EXERCISE BRIEF: Print the whole listing exactly.

EXTRACTED RECORDS:
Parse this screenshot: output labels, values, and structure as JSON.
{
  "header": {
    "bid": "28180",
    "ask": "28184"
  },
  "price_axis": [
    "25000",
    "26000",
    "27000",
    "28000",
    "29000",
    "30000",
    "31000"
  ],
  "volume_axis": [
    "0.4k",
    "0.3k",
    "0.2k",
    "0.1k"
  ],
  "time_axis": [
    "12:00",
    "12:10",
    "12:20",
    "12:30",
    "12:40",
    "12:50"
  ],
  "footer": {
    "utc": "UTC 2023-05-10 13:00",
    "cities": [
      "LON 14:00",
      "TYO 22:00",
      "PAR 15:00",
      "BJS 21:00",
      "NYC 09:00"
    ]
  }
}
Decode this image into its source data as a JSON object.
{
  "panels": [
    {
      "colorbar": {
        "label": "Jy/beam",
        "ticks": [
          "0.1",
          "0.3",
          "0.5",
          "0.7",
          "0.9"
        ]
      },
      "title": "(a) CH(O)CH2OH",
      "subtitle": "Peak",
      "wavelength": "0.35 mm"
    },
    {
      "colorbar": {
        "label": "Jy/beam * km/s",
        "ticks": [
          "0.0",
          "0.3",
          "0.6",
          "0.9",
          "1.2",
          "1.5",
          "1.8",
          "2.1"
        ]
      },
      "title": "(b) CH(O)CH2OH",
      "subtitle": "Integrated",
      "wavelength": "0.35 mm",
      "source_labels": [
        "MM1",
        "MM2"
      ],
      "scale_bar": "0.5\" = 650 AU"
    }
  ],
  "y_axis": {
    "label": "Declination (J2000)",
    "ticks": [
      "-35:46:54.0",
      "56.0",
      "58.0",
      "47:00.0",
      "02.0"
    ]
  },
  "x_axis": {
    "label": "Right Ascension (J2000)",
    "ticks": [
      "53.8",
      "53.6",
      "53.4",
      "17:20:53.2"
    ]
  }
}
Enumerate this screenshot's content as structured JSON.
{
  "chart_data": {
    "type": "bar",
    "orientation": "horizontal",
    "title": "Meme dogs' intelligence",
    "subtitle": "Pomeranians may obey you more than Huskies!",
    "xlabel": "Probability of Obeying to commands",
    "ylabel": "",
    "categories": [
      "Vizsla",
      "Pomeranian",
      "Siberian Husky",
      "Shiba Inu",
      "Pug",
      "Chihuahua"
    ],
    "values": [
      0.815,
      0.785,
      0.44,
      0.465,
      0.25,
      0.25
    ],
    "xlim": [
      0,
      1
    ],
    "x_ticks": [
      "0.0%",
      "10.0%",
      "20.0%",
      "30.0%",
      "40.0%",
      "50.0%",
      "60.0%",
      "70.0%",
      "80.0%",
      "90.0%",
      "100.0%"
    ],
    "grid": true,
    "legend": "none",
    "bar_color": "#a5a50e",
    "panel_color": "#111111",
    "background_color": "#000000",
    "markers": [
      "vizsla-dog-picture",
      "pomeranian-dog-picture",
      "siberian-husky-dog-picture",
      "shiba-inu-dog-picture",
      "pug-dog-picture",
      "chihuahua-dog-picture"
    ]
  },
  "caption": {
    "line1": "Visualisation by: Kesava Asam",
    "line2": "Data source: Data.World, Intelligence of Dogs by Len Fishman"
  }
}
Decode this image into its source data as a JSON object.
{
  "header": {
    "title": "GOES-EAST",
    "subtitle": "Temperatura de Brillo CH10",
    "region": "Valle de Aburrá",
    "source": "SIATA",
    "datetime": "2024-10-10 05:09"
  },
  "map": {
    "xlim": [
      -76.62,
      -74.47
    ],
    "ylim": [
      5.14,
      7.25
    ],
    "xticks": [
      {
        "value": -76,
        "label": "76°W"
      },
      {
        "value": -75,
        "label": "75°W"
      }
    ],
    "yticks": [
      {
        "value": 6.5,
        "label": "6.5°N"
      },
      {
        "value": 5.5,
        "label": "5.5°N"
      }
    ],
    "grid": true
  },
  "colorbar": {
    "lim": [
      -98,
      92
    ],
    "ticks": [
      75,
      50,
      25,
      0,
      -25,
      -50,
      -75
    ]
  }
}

EXERCISE SOLUTION:
Parse this screenshot: output labels, values, and structure as JSON.
{
  "header": {
    "bid": "28180",
    "ask": "28184"
  },
  "price_axis": [
    "25000",
    "26000",
    "27000",
    "28000",
    "29000",
    "30000",
    "31000"
  ],
  "volume_axis": [
    "0.4k",
    "0.3k",
    "0.2k",
    "0.1k"
  ],
  "time_axis": [
    "12:00",
    "12:10",
    "12:20",
    "12:30",
    "12:40",
    "12:50"
  ],
  "footer": {
    "utc": "UTC 2023-05-10 13:00",
    "cities": [
      "LON 14:00",
      "TYO 22:00",
      "PAR 15:00",
      "BJS 21:00",
      "NYC 09:00"
    ]
  }
}
Decode this image into its source data as a JSON object.
{
  "panels": [
    {
      "colorbar": {
        "label": "Jy/beam",
        "ticks": [
          "0.1",
          "0.3",
          "0.5",
          "0.7",
          "0.9"
        ]
      },
      "title": "(a) CH(O)CH2OH",
      "subtitle": "Peak",
      "wavelength": "0.35 mm"
    },
    {
      "colorbar": {
        "label": "Jy/beam * km/s",
        "ticks": [
          "0.0",
          "0.3",
          "0.6",
          "0.9",
          "1.2",
          "1.5",
          "1.8",
          "2.1"
        ]
      },
      "title": "(b) CH(O)CH2OH",
      "subtitle": "Integrated",
      "wavelength": "0.35 mm",
      "source_labels": [
        "MM1",
        "MM2"
      ],
      "scale_bar": "0.5\" = 650 AU"
    }
  ],
  "y_axis": {
    "label": "Declination (J2000)",
    "ticks": [
      "-35:46:54.0",
      "56.0",
      "58.0",
      "47:00.0",
      "02.0"
    ]
  },
  "x_axis": {
    "label": "Right Ascension (J2000)",
    "ticks": [
      "53.8",
      "53.6",
      "53.4",
      "17:20:53.2"
    ]
  }
}
Enumerate this screenshot's content as structured JSON.
{
  "chart_data": {
    "type": "bar",
    "orientation": "horizontal",
    "title": "Meme dogs' intelligence",
    "subtitle": "Pomeranians may obey you more than Huskies!",
    "xlabel": "Probability of Obeying to commands",
    "ylabel": "",
    "categories": [
      "Vizsla",
      "Pomeranian",
      "Siberian Husky",
      "Shiba Inu",
      "Pug",
      "Chihuahua"
    ],
    "values": [
      0.815,
      0.785,
      0.44,
      0.465,
      0.25,
      0.25
    ],
    "xlim": [
      0,
      1
    ],
    "x_ticks": [
      "0.0%",
      "10.0%",
      "20.0%",
      "30.0%",
      "40.0%",
      "50.0%",
      "60.0%",
      "70.0%",
      "80.0%",
      "90.0%",
      "100.0%"
    ],
    "grid": true,
    "legend": "none",
    "bar_color": "#a5a50e",
    "panel_color": "#111111",
    "background_color": "#000000",
    "markers": [
      "vizsla-dog-picture",
      "pomeranian-dog-picture",
      "siberian-husky-dog-picture",
      "shiba-inu-dog-picture",
      "pug-dog-picture",
      "chihuahua-dog-picture"
    ]
  },
  "caption": {
    "line1": "Visualisation by: Kesava Asam",
    "line2": "Data source: Data.World, Intelligence of Dogs by Len Fishman"
  }
}
Decode this image into its source data as a JSON object.
{
  "header": {
    "title": "GOES-EAST",
    "subtitle": "Temperatura de Brillo CH10",
    "region": "Valle de Aburrá",
    "source": "SIATA",
    "datetime": "2024-10-10 05:09"
  },
  "map": {
    "xlim": [
      -76.62,
      -74.47
    ],
    "ylim": [
      5.14,
      7.25
    ],
    "xticks": [
      {
        "value": -76,
        "label": "76°W"
      },
      {
        "value": -75,
        "label": "75°W"
      }
    ],
    "yticks": [
      {
        "value": 6.5,
        "label": "6.5°N"
      },
      {
        "value": 5.5,
        "label": "5.5°N"
      }
    ],
    "grid": true
  },
  "colorbar": {
    "lim": [
      -98,
      92
    ],
    "ticks": [
      75,
      50,
      25,
      0,
      -25,
      -50,
      -75
    ]
  }
}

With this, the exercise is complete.